/---

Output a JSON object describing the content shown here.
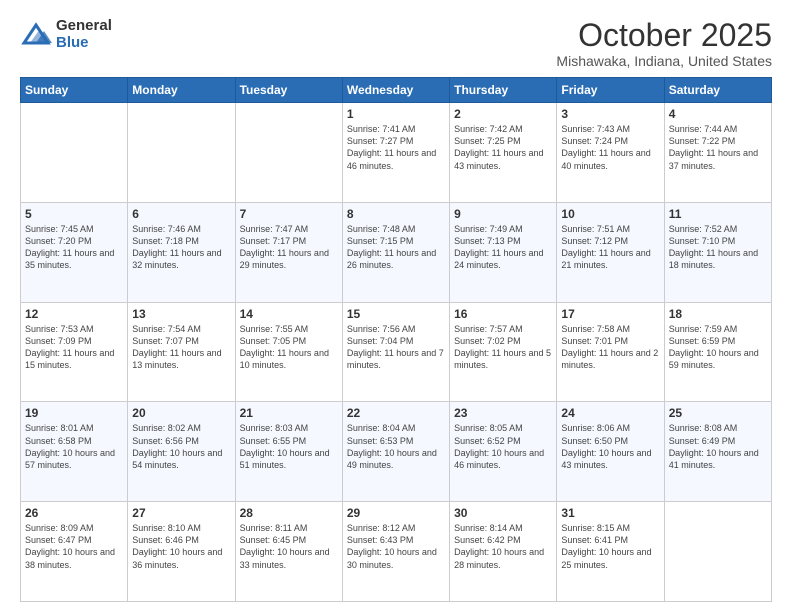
{
  "header": {
    "logo_general": "General",
    "logo_blue": "Blue",
    "month": "October 2025",
    "location": "Mishawaka, Indiana, United States"
  },
  "weekdays": [
    "Sunday",
    "Monday",
    "Tuesday",
    "Wednesday",
    "Thursday",
    "Friday",
    "Saturday"
  ],
  "weeks": [
    [
      {
        "day": "",
        "info": ""
      },
      {
        "day": "",
        "info": ""
      },
      {
        "day": "",
        "info": ""
      },
      {
        "day": "1",
        "info": "Sunrise: 7:41 AM\nSunset: 7:27 PM\nDaylight: 11 hours and 46 minutes."
      },
      {
        "day": "2",
        "info": "Sunrise: 7:42 AM\nSunset: 7:25 PM\nDaylight: 11 hours and 43 minutes."
      },
      {
        "day": "3",
        "info": "Sunrise: 7:43 AM\nSunset: 7:24 PM\nDaylight: 11 hours and 40 minutes."
      },
      {
        "day": "4",
        "info": "Sunrise: 7:44 AM\nSunset: 7:22 PM\nDaylight: 11 hours and 37 minutes."
      }
    ],
    [
      {
        "day": "5",
        "info": "Sunrise: 7:45 AM\nSunset: 7:20 PM\nDaylight: 11 hours and 35 minutes."
      },
      {
        "day": "6",
        "info": "Sunrise: 7:46 AM\nSunset: 7:18 PM\nDaylight: 11 hours and 32 minutes."
      },
      {
        "day": "7",
        "info": "Sunrise: 7:47 AM\nSunset: 7:17 PM\nDaylight: 11 hours and 29 minutes."
      },
      {
        "day": "8",
        "info": "Sunrise: 7:48 AM\nSunset: 7:15 PM\nDaylight: 11 hours and 26 minutes."
      },
      {
        "day": "9",
        "info": "Sunrise: 7:49 AM\nSunset: 7:13 PM\nDaylight: 11 hours and 24 minutes."
      },
      {
        "day": "10",
        "info": "Sunrise: 7:51 AM\nSunset: 7:12 PM\nDaylight: 11 hours and 21 minutes."
      },
      {
        "day": "11",
        "info": "Sunrise: 7:52 AM\nSunset: 7:10 PM\nDaylight: 11 hours and 18 minutes."
      }
    ],
    [
      {
        "day": "12",
        "info": "Sunrise: 7:53 AM\nSunset: 7:09 PM\nDaylight: 11 hours and 15 minutes."
      },
      {
        "day": "13",
        "info": "Sunrise: 7:54 AM\nSunset: 7:07 PM\nDaylight: 11 hours and 13 minutes."
      },
      {
        "day": "14",
        "info": "Sunrise: 7:55 AM\nSunset: 7:05 PM\nDaylight: 11 hours and 10 minutes."
      },
      {
        "day": "15",
        "info": "Sunrise: 7:56 AM\nSunset: 7:04 PM\nDaylight: 11 hours and 7 minutes."
      },
      {
        "day": "16",
        "info": "Sunrise: 7:57 AM\nSunset: 7:02 PM\nDaylight: 11 hours and 5 minutes."
      },
      {
        "day": "17",
        "info": "Sunrise: 7:58 AM\nSunset: 7:01 PM\nDaylight: 11 hours and 2 minutes."
      },
      {
        "day": "18",
        "info": "Sunrise: 7:59 AM\nSunset: 6:59 PM\nDaylight: 10 hours and 59 minutes."
      }
    ],
    [
      {
        "day": "19",
        "info": "Sunrise: 8:01 AM\nSunset: 6:58 PM\nDaylight: 10 hours and 57 minutes."
      },
      {
        "day": "20",
        "info": "Sunrise: 8:02 AM\nSunset: 6:56 PM\nDaylight: 10 hours and 54 minutes."
      },
      {
        "day": "21",
        "info": "Sunrise: 8:03 AM\nSunset: 6:55 PM\nDaylight: 10 hours and 51 minutes."
      },
      {
        "day": "22",
        "info": "Sunrise: 8:04 AM\nSunset: 6:53 PM\nDaylight: 10 hours and 49 minutes."
      },
      {
        "day": "23",
        "info": "Sunrise: 8:05 AM\nSunset: 6:52 PM\nDaylight: 10 hours and 46 minutes."
      },
      {
        "day": "24",
        "info": "Sunrise: 8:06 AM\nSunset: 6:50 PM\nDaylight: 10 hours and 43 minutes."
      },
      {
        "day": "25",
        "info": "Sunrise: 8:08 AM\nSunset: 6:49 PM\nDaylight: 10 hours and 41 minutes."
      }
    ],
    [
      {
        "day": "26",
        "info": "Sunrise: 8:09 AM\nSunset: 6:47 PM\nDaylight: 10 hours and 38 minutes."
      },
      {
        "day": "27",
        "info": "Sunrise: 8:10 AM\nSunset: 6:46 PM\nDaylight: 10 hours and 36 minutes."
      },
      {
        "day": "28",
        "info": "Sunrise: 8:11 AM\nSunset: 6:45 PM\nDaylight: 10 hours and 33 minutes."
      },
      {
        "day": "29",
        "info": "Sunrise: 8:12 AM\nSunset: 6:43 PM\nDaylight: 10 hours and 30 minutes."
      },
      {
        "day": "30",
        "info": "Sunrise: 8:14 AM\nSunset: 6:42 PM\nDaylight: 10 hours and 28 minutes."
      },
      {
        "day": "31",
        "info": "Sunrise: 8:15 AM\nSunset: 6:41 PM\nDaylight: 10 hours and 25 minutes."
      },
      {
        "day": "",
        "info": ""
      }
    ]
  ]
}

\---

> Stated task:
Make a verbatim copy of all the entries and strip out the pictures.

> Output below:
Output a JSON object describing the content shown here.
{
  "header": {
    "logo_general": "General",
    "logo_blue": "Blue",
    "month": "October 2025",
    "location": "Mishawaka, Indiana, United States"
  },
  "weekdays": [
    "Sunday",
    "Monday",
    "Tuesday",
    "Wednesday",
    "Thursday",
    "Friday",
    "Saturday"
  ],
  "weeks": [
    [
      {
        "day": "",
        "info": ""
      },
      {
        "day": "",
        "info": ""
      },
      {
        "day": "",
        "info": ""
      },
      {
        "day": "1",
        "info": "Sunrise: 7:41 AM\nSunset: 7:27 PM\nDaylight: 11 hours and 46 minutes."
      },
      {
        "day": "2",
        "info": "Sunrise: 7:42 AM\nSunset: 7:25 PM\nDaylight: 11 hours and 43 minutes."
      },
      {
        "day": "3",
        "info": "Sunrise: 7:43 AM\nSunset: 7:24 PM\nDaylight: 11 hours and 40 minutes."
      },
      {
        "day": "4",
        "info": "Sunrise: 7:44 AM\nSunset: 7:22 PM\nDaylight: 11 hours and 37 minutes."
      }
    ],
    [
      {
        "day": "5",
        "info": "Sunrise: 7:45 AM\nSunset: 7:20 PM\nDaylight: 11 hours and 35 minutes."
      },
      {
        "day": "6",
        "info": "Sunrise: 7:46 AM\nSunset: 7:18 PM\nDaylight: 11 hours and 32 minutes."
      },
      {
        "day": "7",
        "info": "Sunrise: 7:47 AM\nSunset: 7:17 PM\nDaylight: 11 hours and 29 minutes."
      },
      {
        "day": "8",
        "info": "Sunrise: 7:48 AM\nSunset: 7:15 PM\nDaylight: 11 hours and 26 minutes."
      },
      {
        "day": "9",
        "info": "Sunrise: 7:49 AM\nSunset: 7:13 PM\nDaylight: 11 hours and 24 minutes."
      },
      {
        "day": "10",
        "info": "Sunrise: 7:51 AM\nSunset: 7:12 PM\nDaylight: 11 hours and 21 minutes."
      },
      {
        "day": "11",
        "info": "Sunrise: 7:52 AM\nSunset: 7:10 PM\nDaylight: 11 hours and 18 minutes."
      }
    ],
    [
      {
        "day": "12",
        "info": "Sunrise: 7:53 AM\nSunset: 7:09 PM\nDaylight: 11 hours and 15 minutes."
      },
      {
        "day": "13",
        "info": "Sunrise: 7:54 AM\nSunset: 7:07 PM\nDaylight: 11 hours and 13 minutes."
      },
      {
        "day": "14",
        "info": "Sunrise: 7:55 AM\nSunset: 7:05 PM\nDaylight: 11 hours and 10 minutes."
      },
      {
        "day": "15",
        "info": "Sunrise: 7:56 AM\nSunset: 7:04 PM\nDaylight: 11 hours and 7 minutes."
      },
      {
        "day": "16",
        "info": "Sunrise: 7:57 AM\nSunset: 7:02 PM\nDaylight: 11 hours and 5 minutes."
      },
      {
        "day": "17",
        "info": "Sunrise: 7:58 AM\nSunset: 7:01 PM\nDaylight: 11 hours and 2 minutes."
      },
      {
        "day": "18",
        "info": "Sunrise: 7:59 AM\nSunset: 6:59 PM\nDaylight: 10 hours and 59 minutes."
      }
    ],
    [
      {
        "day": "19",
        "info": "Sunrise: 8:01 AM\nSunset: 6:58 PM\nDaylight: 10 hours and 57 minutes."
      },
      {
        "day": "20",
        "info": "Sunrise: 8:02 AM\nSunset: 6:56 PM\nDaylight: 10 hours and 54 minutes."
      },
      {
        "day": "21",
        "info": "Sunrise: 8:03 AM\nSunset: 6:55 PM\nDaylight: 10 hours and 51 minutes."
      },
      {
        "day": "22",
        "info": "Sunrise: 8:04 AM\nSunset: 6:53 PM\nDaylight: 10 hours and 49 minutes."
      },
      {
        "day": "23",
        "info": "Sunrise: 8:05 AM\nSunset: 6:52 PM\nDaylight: 10 hours and 46 minutes."
      },
      {
        "day": "24",
        "info": "Sunrise: 8:06 AM\nSunset: 6:50 PM\nDaylight: 10 hours and 43 minutes."
      },
      {
        "day": "25",
        "info": "Sunrise: 8:08 AM\nSunset: 6:49 PM\nDaylight: 10 hours and 41 minutes."
      }
    ],
    [
      {
        "day": "26",
        "info": "Sunrise: 8:09 AM\nSunset: 6:47 PM\nDaylight: 10 hours and 38 minutes."
      },
      {
        "day": "27",
        "info": "Sunrise: 8:10 AM\nSunset: 6:46 PM\nDaylight: 10 hours and 36 minutes."
      },
      {
        "day": "28",
        "info": "Sunrise: 8:11 AM\nSunset: 6:45 PM\nDaylight: 10 hours and 33 minutes."
      },
      {
        "day": "29",
        "info": "Sunrise: 8:12 AM\nSunset: 6:43 PM\nDaylight: 10 hours and 30 minutes."
      },
      {
        "day": "30",
        "info": "Sunrise: 8:14 AM\nSunset: 6:42 PM\nDaylight: 10 hours and 28 minutes."
      },
      {
        "day": "31",
        "info": "Sunrise: 8:15 AM\nSunset: 6:41 PM\nDaylight: 10 hours and 25 minutes."
      },
      {
        "day": "",
        "info": ""
      }
    ]
  ]
}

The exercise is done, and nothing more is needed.